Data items
==========
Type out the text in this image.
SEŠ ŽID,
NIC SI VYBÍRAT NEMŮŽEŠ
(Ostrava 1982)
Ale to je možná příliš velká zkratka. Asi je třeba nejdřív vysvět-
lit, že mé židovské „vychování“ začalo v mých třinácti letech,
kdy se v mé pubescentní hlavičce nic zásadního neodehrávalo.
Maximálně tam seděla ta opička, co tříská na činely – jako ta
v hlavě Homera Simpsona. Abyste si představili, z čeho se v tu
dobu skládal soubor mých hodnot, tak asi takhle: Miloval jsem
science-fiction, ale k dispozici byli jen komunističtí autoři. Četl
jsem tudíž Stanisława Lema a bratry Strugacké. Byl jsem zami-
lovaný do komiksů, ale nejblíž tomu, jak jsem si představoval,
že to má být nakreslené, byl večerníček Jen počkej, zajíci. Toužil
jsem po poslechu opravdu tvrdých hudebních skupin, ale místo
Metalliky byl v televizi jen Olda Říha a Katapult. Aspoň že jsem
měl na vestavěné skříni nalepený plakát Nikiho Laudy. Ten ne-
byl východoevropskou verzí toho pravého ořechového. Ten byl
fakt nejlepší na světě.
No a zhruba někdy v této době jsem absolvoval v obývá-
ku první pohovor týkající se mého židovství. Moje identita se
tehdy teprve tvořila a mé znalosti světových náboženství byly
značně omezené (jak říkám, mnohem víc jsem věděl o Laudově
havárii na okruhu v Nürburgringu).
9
==========
Using the listing above, pick out each line that contains the word "mých", then copy it.

• _Exercise answer_
lit, že mé židovské „vychování“ začalo v mých třinácti letech,
dobu skládal soubor mých hodnot, tak asi takhle: Miloval jsem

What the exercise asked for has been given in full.